Stored dataset items

════════

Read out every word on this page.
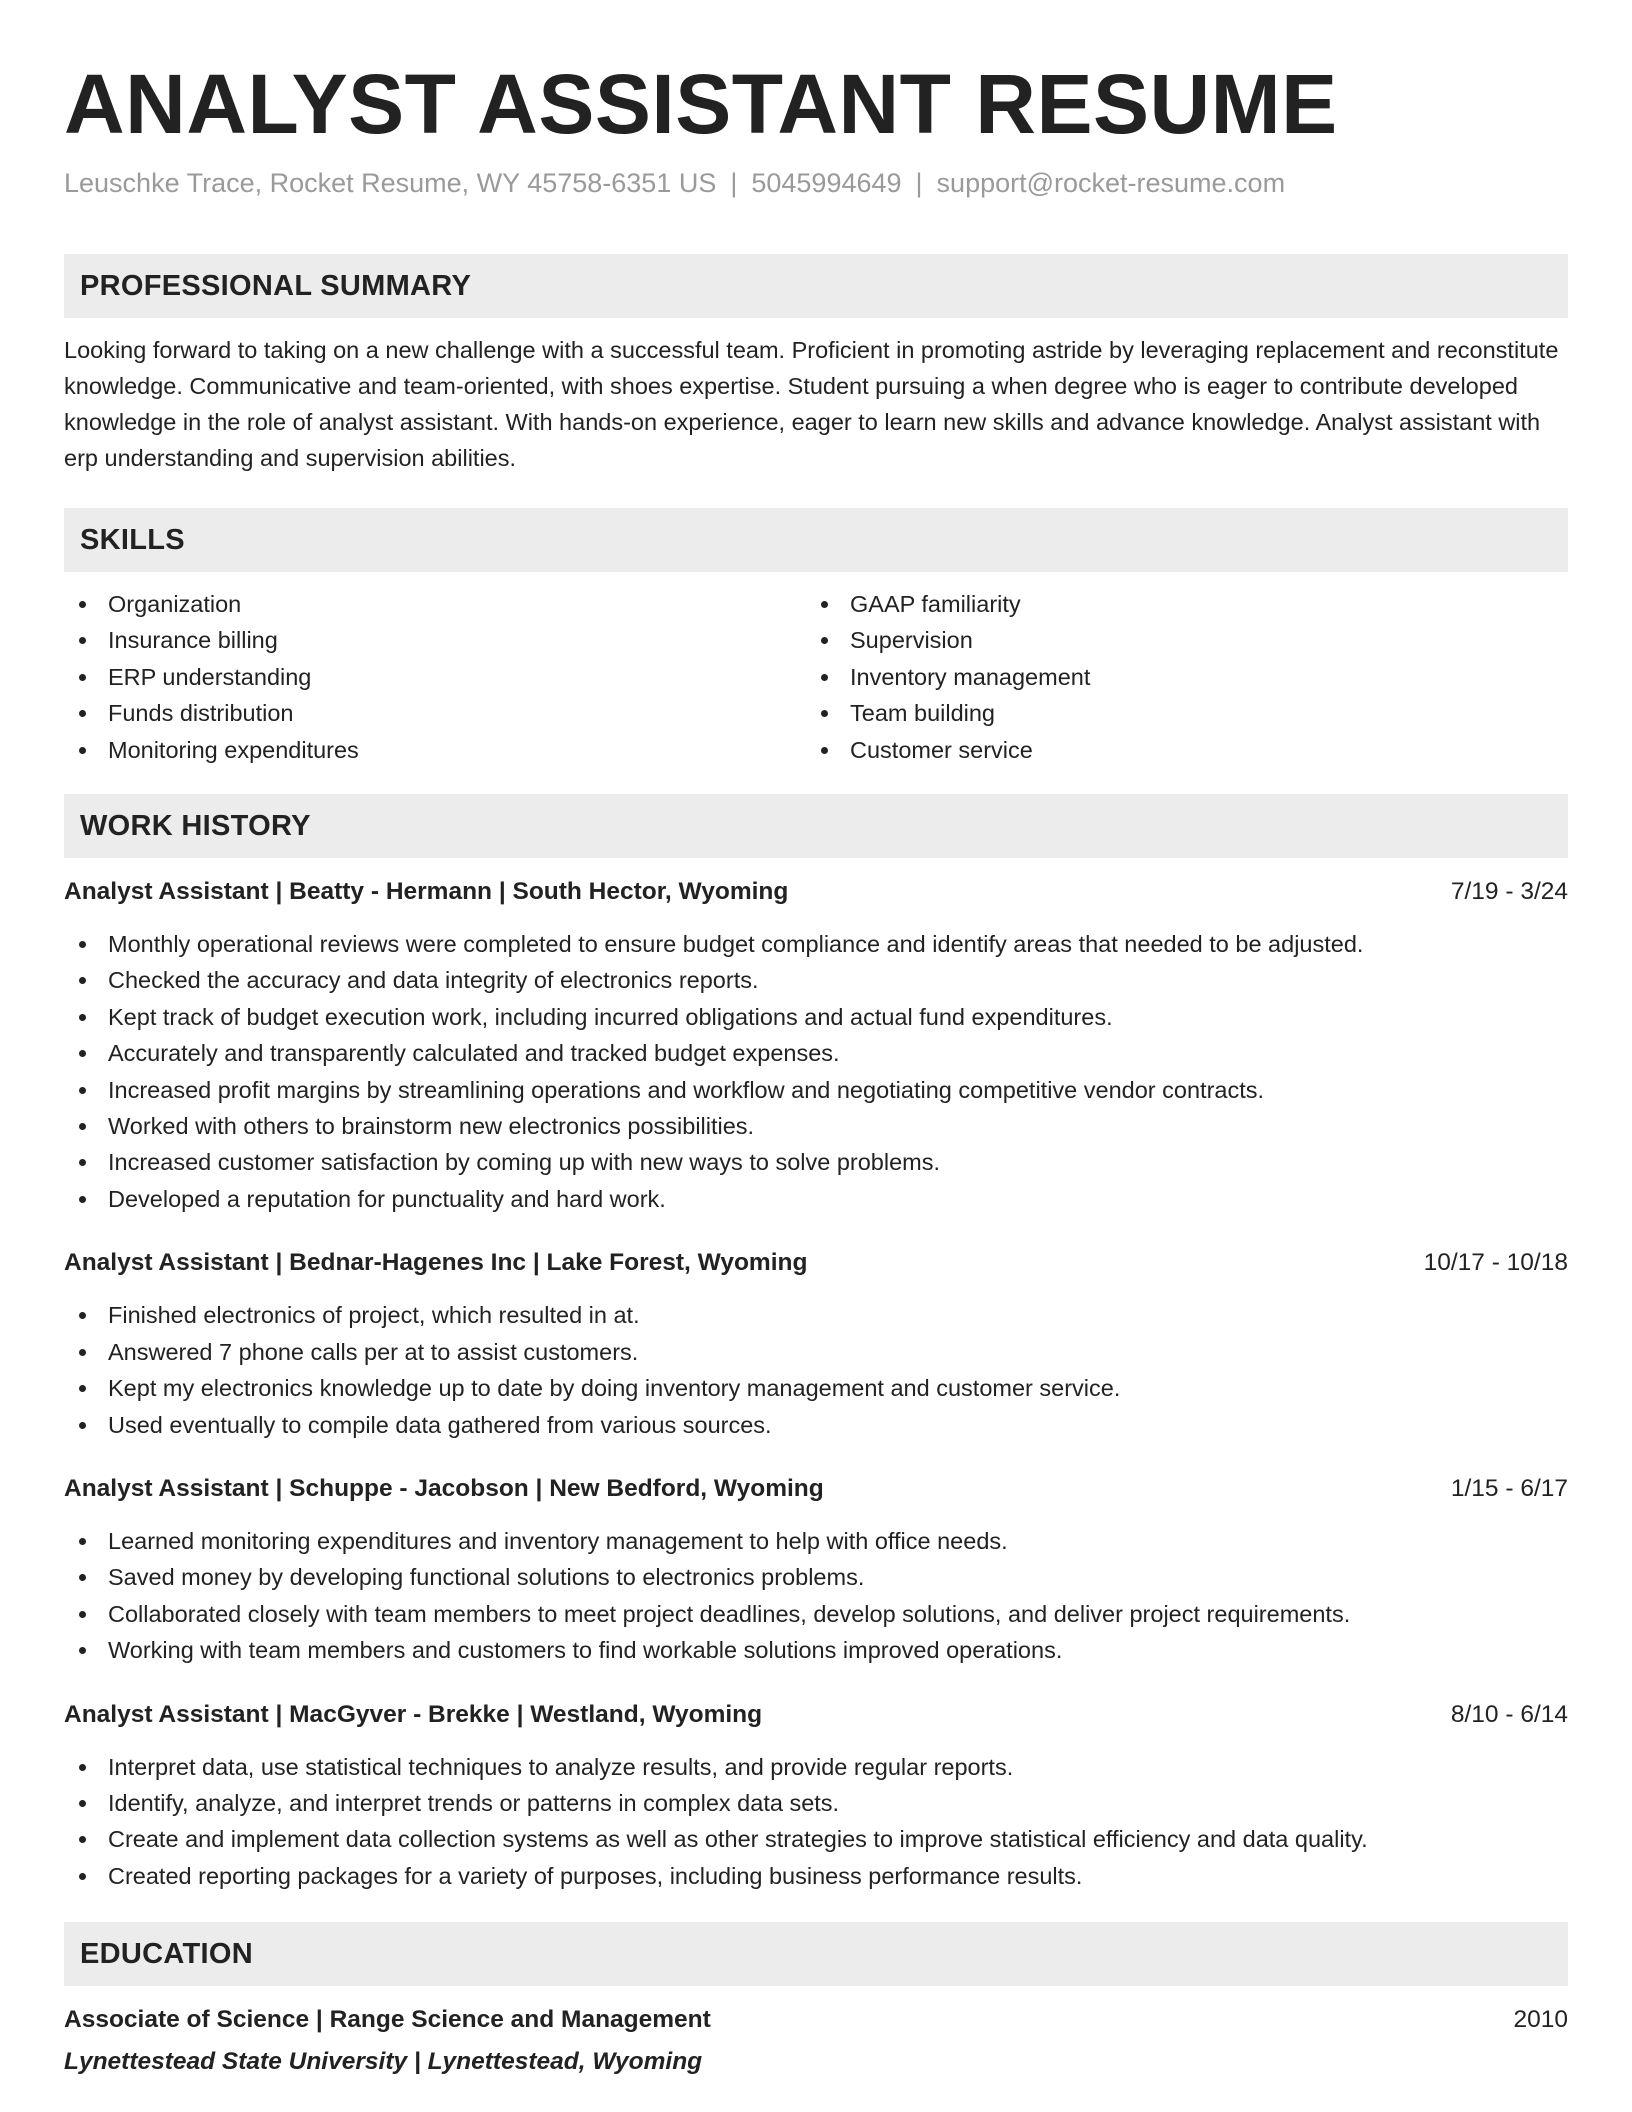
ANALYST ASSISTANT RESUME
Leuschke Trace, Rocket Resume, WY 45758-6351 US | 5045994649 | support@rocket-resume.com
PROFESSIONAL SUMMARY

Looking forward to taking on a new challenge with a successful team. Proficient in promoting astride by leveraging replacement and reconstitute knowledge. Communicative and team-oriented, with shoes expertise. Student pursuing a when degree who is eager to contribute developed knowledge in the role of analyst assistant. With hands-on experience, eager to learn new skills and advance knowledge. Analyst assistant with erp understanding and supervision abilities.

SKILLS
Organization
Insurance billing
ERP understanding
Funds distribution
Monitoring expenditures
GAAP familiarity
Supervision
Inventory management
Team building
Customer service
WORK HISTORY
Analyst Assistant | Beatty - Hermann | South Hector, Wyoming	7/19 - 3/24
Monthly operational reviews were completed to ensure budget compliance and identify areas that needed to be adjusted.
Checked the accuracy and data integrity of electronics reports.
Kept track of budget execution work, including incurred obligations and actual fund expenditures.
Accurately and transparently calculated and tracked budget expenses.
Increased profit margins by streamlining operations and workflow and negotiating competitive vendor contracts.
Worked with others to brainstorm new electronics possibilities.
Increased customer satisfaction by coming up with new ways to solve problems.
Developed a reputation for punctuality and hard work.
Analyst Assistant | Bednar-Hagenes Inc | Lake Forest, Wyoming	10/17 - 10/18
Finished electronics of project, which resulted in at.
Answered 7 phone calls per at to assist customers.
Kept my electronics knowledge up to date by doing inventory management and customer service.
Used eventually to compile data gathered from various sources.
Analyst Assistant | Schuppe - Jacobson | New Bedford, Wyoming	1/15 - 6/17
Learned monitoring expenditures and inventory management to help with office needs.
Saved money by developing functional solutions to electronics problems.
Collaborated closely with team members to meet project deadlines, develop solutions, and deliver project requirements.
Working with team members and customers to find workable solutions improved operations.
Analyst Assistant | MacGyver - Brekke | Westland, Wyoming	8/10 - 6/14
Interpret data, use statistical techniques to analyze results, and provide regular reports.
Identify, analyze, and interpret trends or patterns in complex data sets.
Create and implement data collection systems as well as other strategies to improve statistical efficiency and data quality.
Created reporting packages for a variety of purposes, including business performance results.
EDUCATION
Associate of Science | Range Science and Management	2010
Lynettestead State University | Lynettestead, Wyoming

════════

* **Instructions for the task**
Copy whichever lines above contain the string "operations".

* **Response for this exercise**
Increased profit margins by streamlining operations and workflow and negotiating competitive vendor contracts.
Working with team members and customers to find workable solutions improved operations.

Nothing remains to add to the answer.